### What the exercise asks
Leave out every picture, and restate word for word only the lines from the one containing "Type out the text in this image." through the end of the material.
━━ Record list ━━
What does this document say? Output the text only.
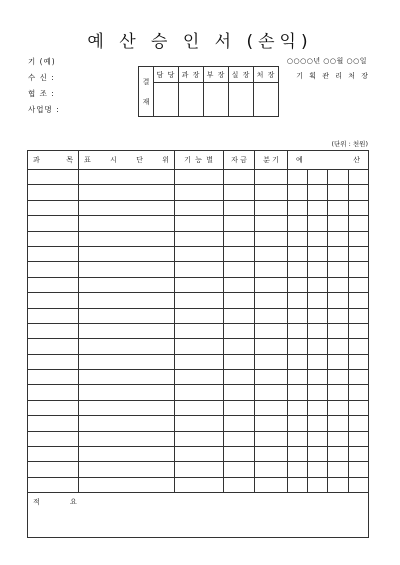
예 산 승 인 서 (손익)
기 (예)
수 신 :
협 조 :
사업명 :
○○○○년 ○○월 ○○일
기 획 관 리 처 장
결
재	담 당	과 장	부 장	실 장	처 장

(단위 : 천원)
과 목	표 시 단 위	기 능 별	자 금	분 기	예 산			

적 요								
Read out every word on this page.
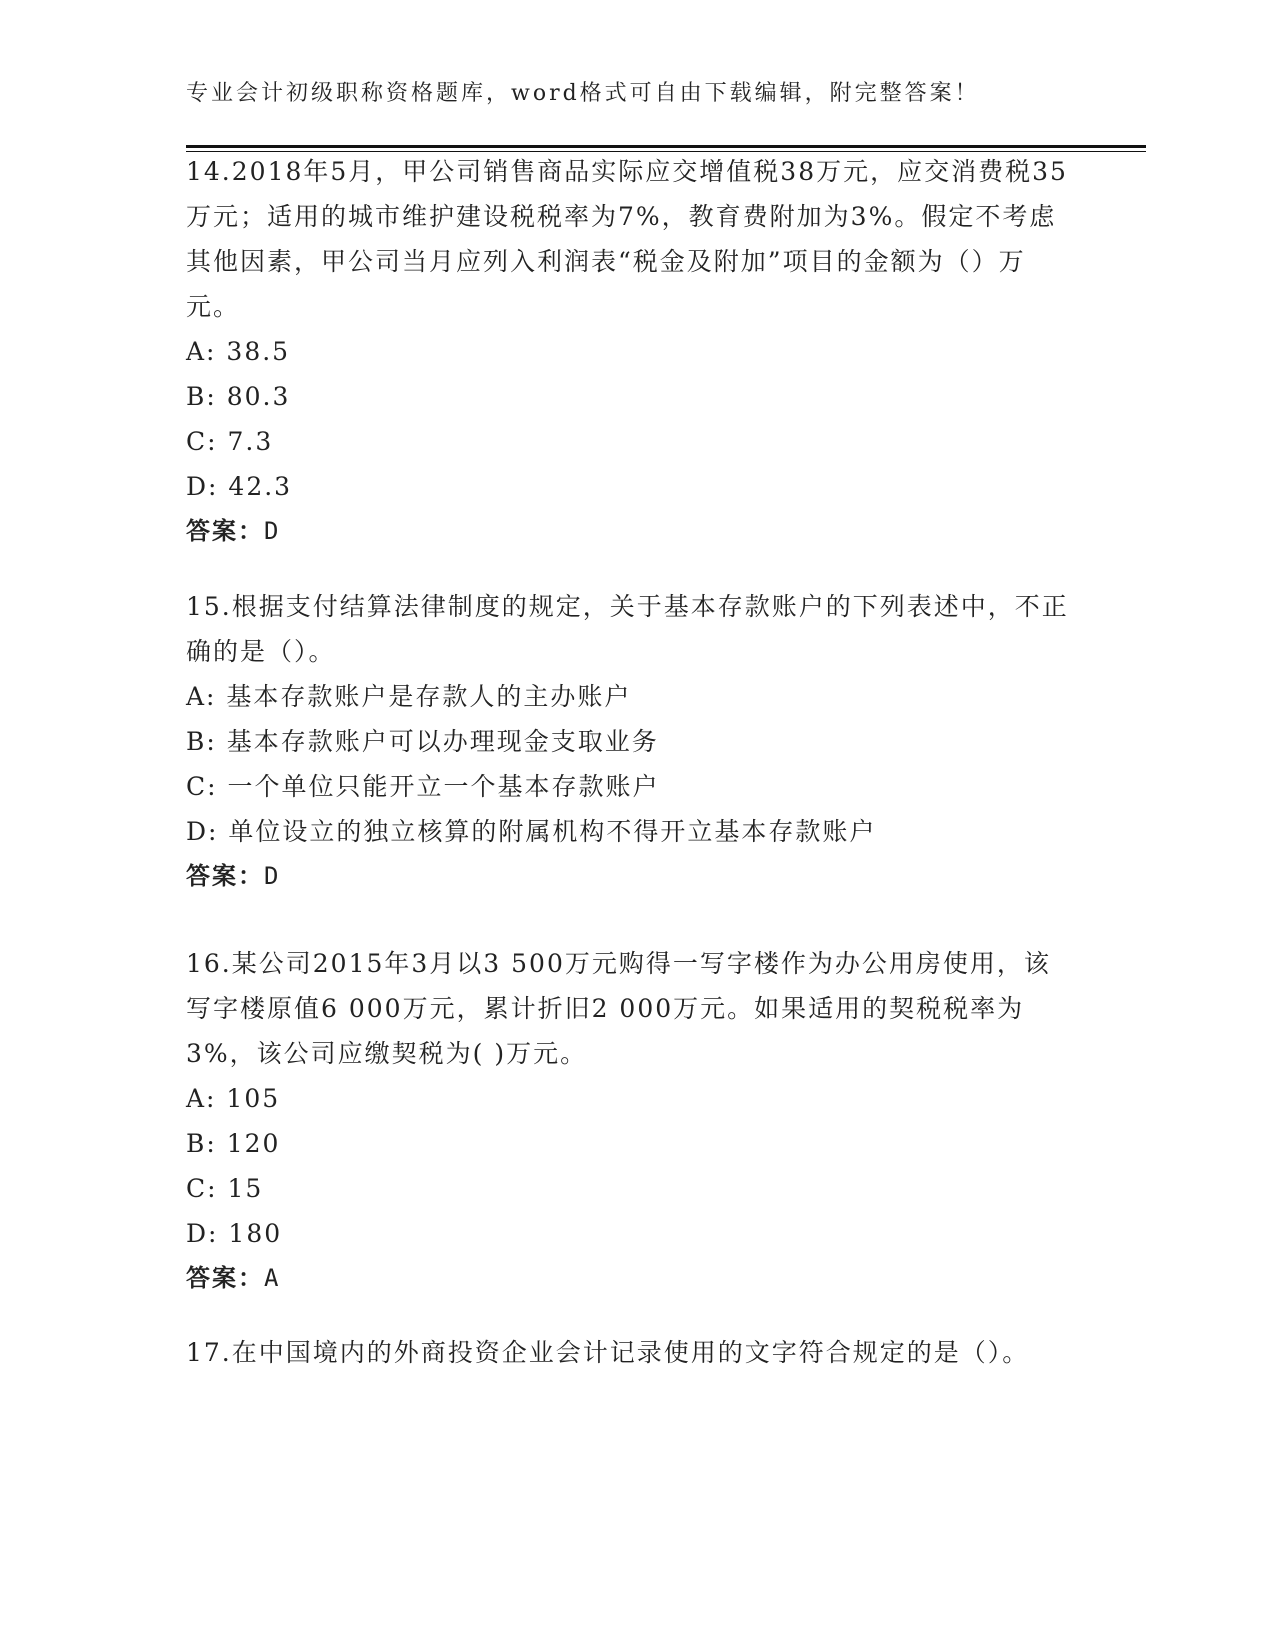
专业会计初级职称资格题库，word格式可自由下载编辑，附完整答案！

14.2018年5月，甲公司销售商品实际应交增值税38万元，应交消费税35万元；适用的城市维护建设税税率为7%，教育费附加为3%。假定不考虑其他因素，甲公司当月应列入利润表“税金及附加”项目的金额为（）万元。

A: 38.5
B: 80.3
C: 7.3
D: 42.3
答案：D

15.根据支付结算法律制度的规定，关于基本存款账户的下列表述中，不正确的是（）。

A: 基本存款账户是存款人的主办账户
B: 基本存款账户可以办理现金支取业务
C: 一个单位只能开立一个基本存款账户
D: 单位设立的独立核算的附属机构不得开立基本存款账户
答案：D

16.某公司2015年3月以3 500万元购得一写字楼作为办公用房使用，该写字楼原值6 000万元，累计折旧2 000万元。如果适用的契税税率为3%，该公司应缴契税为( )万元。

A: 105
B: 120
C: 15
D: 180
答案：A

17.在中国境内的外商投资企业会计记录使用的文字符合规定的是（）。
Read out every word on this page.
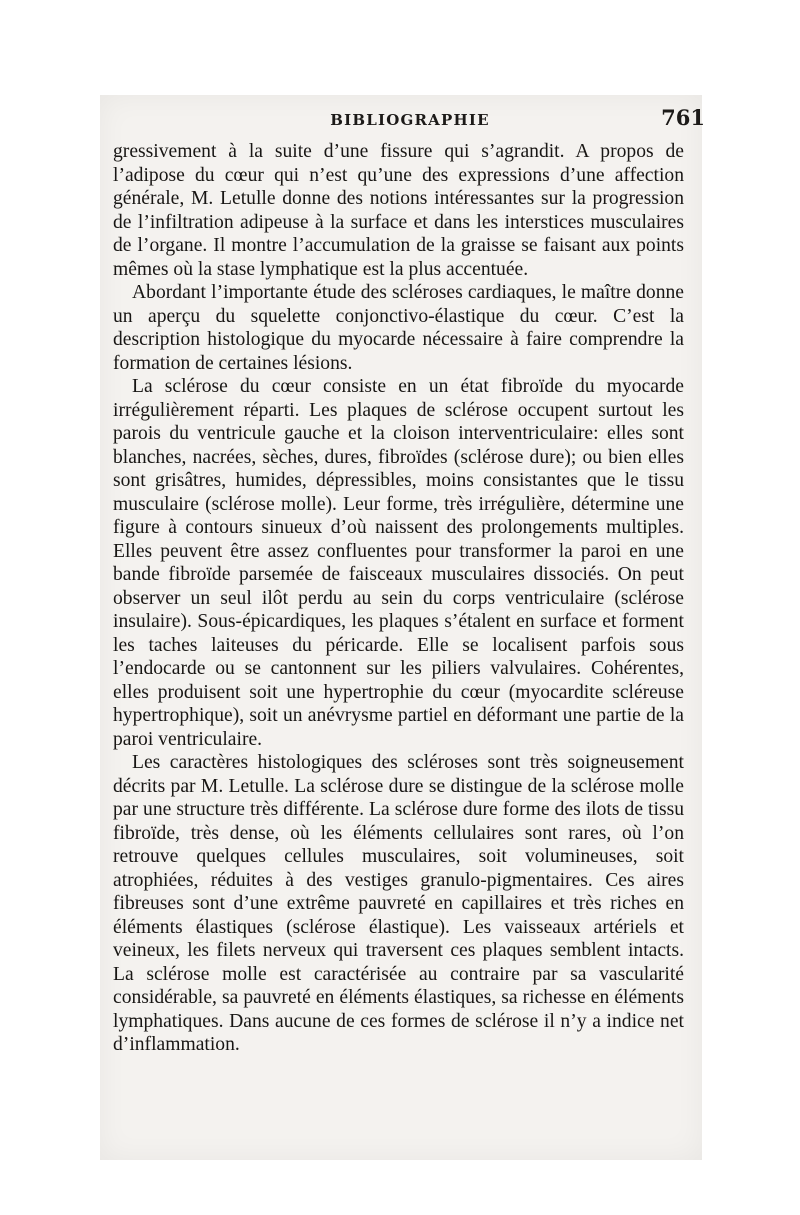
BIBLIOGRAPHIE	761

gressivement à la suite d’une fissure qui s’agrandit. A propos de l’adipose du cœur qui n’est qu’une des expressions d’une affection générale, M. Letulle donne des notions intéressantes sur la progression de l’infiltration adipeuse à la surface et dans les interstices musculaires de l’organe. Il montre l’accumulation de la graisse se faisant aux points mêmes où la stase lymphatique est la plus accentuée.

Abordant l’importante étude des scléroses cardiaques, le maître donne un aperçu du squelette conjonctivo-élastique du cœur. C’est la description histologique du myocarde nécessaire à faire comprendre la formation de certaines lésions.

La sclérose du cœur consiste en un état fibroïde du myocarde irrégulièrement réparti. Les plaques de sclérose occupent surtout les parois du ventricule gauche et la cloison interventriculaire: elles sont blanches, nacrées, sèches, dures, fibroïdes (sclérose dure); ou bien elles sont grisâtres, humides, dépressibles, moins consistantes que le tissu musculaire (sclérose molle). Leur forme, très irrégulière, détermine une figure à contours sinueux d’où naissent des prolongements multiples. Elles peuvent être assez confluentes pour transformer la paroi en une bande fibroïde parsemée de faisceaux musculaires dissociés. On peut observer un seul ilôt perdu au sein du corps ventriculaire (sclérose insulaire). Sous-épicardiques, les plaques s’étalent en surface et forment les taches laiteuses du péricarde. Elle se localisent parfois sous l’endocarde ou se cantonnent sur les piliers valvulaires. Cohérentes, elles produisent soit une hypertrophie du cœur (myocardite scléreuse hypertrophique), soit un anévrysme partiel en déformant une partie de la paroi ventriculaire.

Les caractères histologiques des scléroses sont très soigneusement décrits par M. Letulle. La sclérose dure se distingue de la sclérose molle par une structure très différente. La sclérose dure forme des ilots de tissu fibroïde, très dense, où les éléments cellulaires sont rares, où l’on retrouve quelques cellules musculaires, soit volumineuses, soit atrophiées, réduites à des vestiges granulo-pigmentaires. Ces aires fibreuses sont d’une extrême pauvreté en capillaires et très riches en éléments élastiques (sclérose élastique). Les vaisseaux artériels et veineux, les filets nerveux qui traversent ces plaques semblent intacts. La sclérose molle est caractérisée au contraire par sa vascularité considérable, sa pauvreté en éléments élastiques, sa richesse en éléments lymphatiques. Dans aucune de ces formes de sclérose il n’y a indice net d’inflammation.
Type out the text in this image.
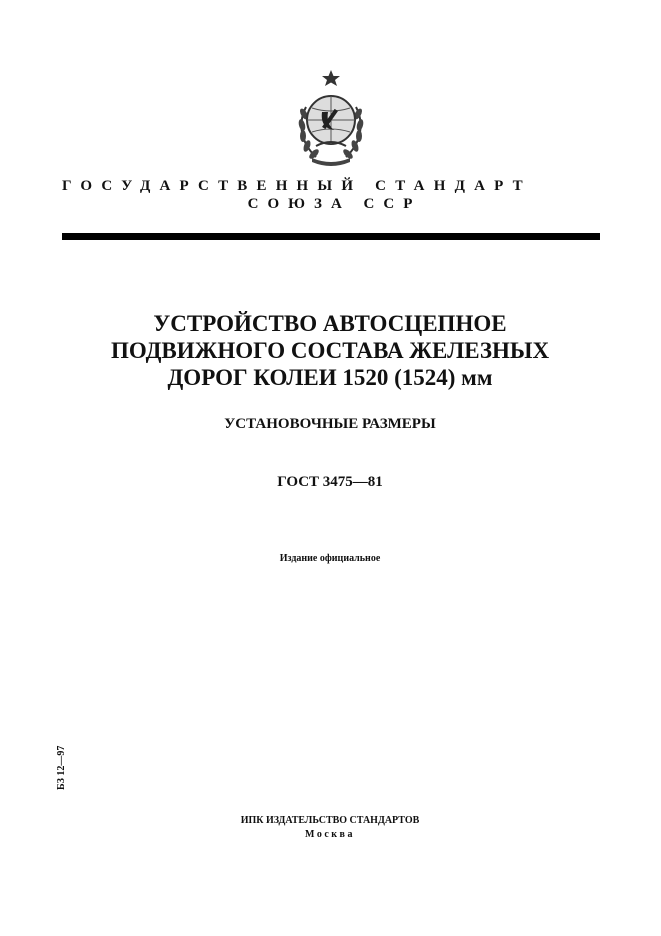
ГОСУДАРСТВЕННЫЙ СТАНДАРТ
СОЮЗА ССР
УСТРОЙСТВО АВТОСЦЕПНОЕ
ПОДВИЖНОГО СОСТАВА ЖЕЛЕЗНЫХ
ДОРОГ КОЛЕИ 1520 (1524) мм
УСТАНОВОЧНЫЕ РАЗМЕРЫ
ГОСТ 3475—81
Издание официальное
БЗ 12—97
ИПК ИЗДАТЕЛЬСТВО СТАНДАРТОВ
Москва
━━━
### Right answer
Type out the text in this image.
ГОСУДАРСТВЕННЫЙ СТАНДАРТ
СОЮЗА ССР
УСТРОЙСТВО АВТОСЦЕПНОЕ
ПОДВИЖНОГО СОСТАВА ЖЕЛЕЗНЫХ
ДОРОГ КОЛЕИ 1520 (1524) мм
УСТАНОВОЧНЫЕ РАЗМЕРЫ
ГОСТ 3475—81
Издание официальное
БЗ 12—97
ИПК ИЗДАТЕЛЬСТВО СТАНДАРТОВ
Москва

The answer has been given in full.